(Dataset records on visual material)
────

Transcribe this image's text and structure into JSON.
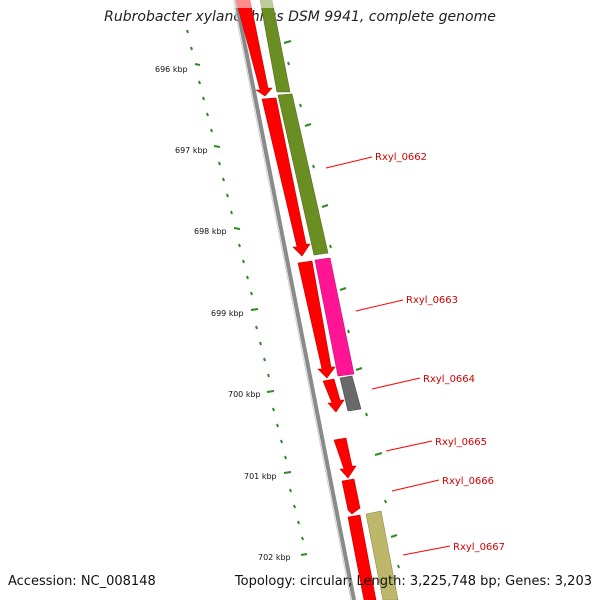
{
  "title": "Rubrobacter xylanophilus DSM 9941, complete genome",
  "footer": {
    "accession": "Accession: NC_008148",
    "summary": "Topology: circular; Length: 3,225,748 bp; Genes: 3,203"
  },
  "scale": {
    "ticks": [
      {
        "label": "696 kbp"
      },
      {
        "label": "697 kbp"
      },
      {
        "label": "698 kbp"
      },
      {
        "label": "699 kbp"
      },
      {
        "label": "700 kbp"
      },
      {
        "label": "701 kbp"
      },
      {
        "label": "702 kbp"
      }
    ]
  },
  "genes": [
    {
      "label": "Rxyl_0662"
    },
    {
      "label": "Rxyl_0663"
    },
    {
      "label": "Rxyl_0664"
    },
    {
      "label": "Rxyl_0665"
    },
    {
      "label": "Rxyl_0666"
    },
    {
      "label": "Rxyl_0667"
    }
  ],
  "colors": {
    "strand_arrows": "#ff0000",
    "rxyl_0662": "#6b8e23",
    "rxyl_0663": "#ff1493",
    "rxyl_0664": "#696969",
    "rxyl_0667": "#bdb76b",
    "gc_skew_ticks": "#008000",
    "label_text": "#d40000"
  }
}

────

- **What needs to be done**
Write all the lines above out again exactly, minus the images.

- **Answer for the task**
Transcribe this image's text and structure into JSON.
{
  "title": "Rubrobacter xylanophilus DSM 9941, complete genome",
  "footer": {
    "accession": "Accession: NC_008148",
    "summary": "Topology: circular; Length: 3,225,748 bp; Genes: 3,203"
  },
  "scale": {
    "ticks": [
      {
        "label": "696 kbp"
      },
      {
        "label": "697 kbp"
      },
      {
        "label": "698 kbp"
      },
      {
        "label": "699 kbp"
      },
      {
        "label": "700 kbp"
      },
      {
        "label": "701 kbp"
      },
      {
        "label": "702 kbp"
      }
    ]
  },
  "genes": [
    {
      "label": "Rxyl_0662"
    },
    {
      "label": "Rxyl_0663"
    },
    {
      "label": "Rxyl_0664"
    },
    {
      "label": "Rxyl_0665"
    },
    {
      "label": "Rxyl_0666"
    },
    {
      "label": "Rxyl_0667"
    }
  ],
  "colors": {
    "strand_arrows": "#ff0000",
    "rxyl_0662": "#6b8e23",
    "rxyl_0663": "#ff1493",
    "rxyl_0664": "#696969",
    "rxyl_0667": "#bdb76b",
    "gc_skew_ticks": "#008000",
    "label_text": "#d40000"
  }
}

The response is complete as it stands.